▶ **Exercise details**: Every entry below should be transcribed exactly; pictures stay out of the copy.

┄┄┄┄┄┄┄┄┄┄

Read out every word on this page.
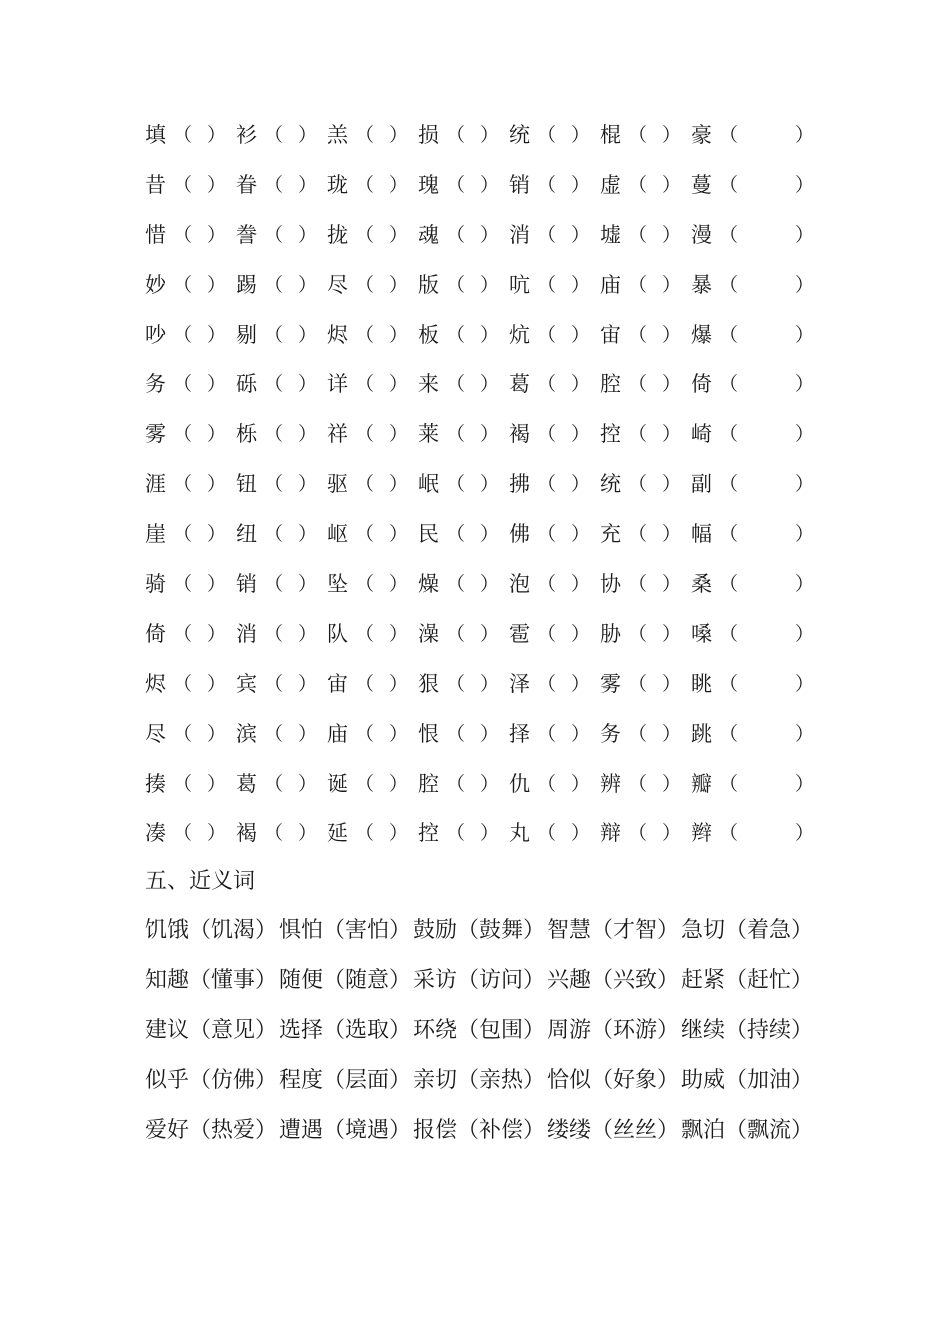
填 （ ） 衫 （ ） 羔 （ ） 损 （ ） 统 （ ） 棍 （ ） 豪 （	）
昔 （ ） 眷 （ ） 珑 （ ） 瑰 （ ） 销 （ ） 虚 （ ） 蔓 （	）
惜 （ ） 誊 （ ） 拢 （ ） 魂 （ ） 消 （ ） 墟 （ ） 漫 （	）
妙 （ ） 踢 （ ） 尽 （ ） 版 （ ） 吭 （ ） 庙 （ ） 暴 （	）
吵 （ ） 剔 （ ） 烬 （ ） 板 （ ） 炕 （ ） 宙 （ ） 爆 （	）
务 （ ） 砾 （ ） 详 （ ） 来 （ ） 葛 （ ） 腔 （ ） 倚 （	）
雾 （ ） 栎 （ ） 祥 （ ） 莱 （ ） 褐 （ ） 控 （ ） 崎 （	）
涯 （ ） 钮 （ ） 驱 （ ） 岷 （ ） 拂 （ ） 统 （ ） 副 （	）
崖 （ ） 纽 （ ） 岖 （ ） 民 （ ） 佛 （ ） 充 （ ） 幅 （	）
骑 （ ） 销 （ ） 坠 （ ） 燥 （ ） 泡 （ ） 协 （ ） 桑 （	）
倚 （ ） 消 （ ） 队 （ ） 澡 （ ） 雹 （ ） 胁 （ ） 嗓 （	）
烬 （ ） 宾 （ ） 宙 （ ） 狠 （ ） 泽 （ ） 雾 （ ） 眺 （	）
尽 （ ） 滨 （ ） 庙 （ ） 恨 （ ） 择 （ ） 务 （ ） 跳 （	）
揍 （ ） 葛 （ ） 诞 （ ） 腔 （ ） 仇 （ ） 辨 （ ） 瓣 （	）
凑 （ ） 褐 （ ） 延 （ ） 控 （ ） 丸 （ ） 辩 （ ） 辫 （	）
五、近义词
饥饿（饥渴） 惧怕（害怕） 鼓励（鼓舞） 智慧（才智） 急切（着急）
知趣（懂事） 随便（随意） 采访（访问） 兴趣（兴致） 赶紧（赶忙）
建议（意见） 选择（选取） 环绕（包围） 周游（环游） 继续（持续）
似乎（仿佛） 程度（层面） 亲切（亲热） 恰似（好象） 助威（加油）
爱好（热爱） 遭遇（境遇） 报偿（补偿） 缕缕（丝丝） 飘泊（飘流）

┄┄┄┄┄┄┄┄┄┄

▶ **Exercise result**:
Read out every word on this page.
填 （ ） 衫 （ ） 羔 （ ） 损 （ ） 统 （ ） 棍 （ ） 豪 （	）
昔 （ ） 眷 （ ） 珑 （ ） 瑰 （ ） 销 （ ） 虚 （ ） 蔓 （	）
惜 （ ） 誊 （ ） 拢 （ ） 魂 （ ） 消 （ ） 墟 （ ） 漫 （	）
妙 （ ） 踢 （ ） 尽 （ ） 版 （ ） 吭 （ ） 庙 （ ） 暴 （	）
吵 （ ） 剔 （ ） 烬 （ ） 板 （ ） 炕 （ ） 宙 （ ） 爆 （	）
务 （ ） 砾 （ ） 详 （ ） 来 （ ） 葛 （ ） 腔 （ ） 倚 （	）
雾 （ ） 栎 （ ） 祥 （ ） 莱 （ ） 褐 （ ） 控 （ ） 崎 （	）
涯 （ ） 钮 （ ） 驱 （ ） 岷 （ ） 拂 （ ） 统 （ ） 副 （	）
崖 （ ） 纽 （ ） 岖 （ ） 民 （ ） 佛 （ ） 充 （ ） 幅 （	）
骑 （ ） 销 （ ） 坠 （ ） 燥 （ ） 泡 （ ） 协 （ ） 桑 （	）
倚 （ ） 消 （ ） 队 （ ） 澡 （ ） 雹 （ ） 胁 （ ） 嗓 （	）
烬 （ ） 宾 （ ） 宙 （ ） 狠 （ ） 泽 （ ） 雾 （ ） 眺 （	）
尽 （ ） 滨 （ ） 庙 （ ） 恨 （ ） 择 （ ） 务 （ ） 跳 （	）
揍 （ ） 葛 （ ） 诞 （ ） 腔 （ ） 仇 （ ） 辨 （ ） 瓣 （	）
凑 （ ） 褐 （ ） 延 （ ） 控 （ ） 丸 （ ） 辩 （ ） 辫 （	）
五、近义词
饥饿（饥渴） 惧怕（害怕） 鼓励（鼓舞） 智慧（才智） 急切（着急）
知趣（懂事） 随便（随意） 采访（访问） 兴趣（兴致） 赶紧（赶忙）
建议（意见） 选择（选取） 环绕（包围） 周游（环游） 继续（持续）
似乎（仿佛） 程度（层面） 亲切（亲热） 恰似（好象） 助威（加油）
爱好（热爱） 遭遇（境遇） 报偿（补偿） 缕缕（丝丝） 飘泊（飘流）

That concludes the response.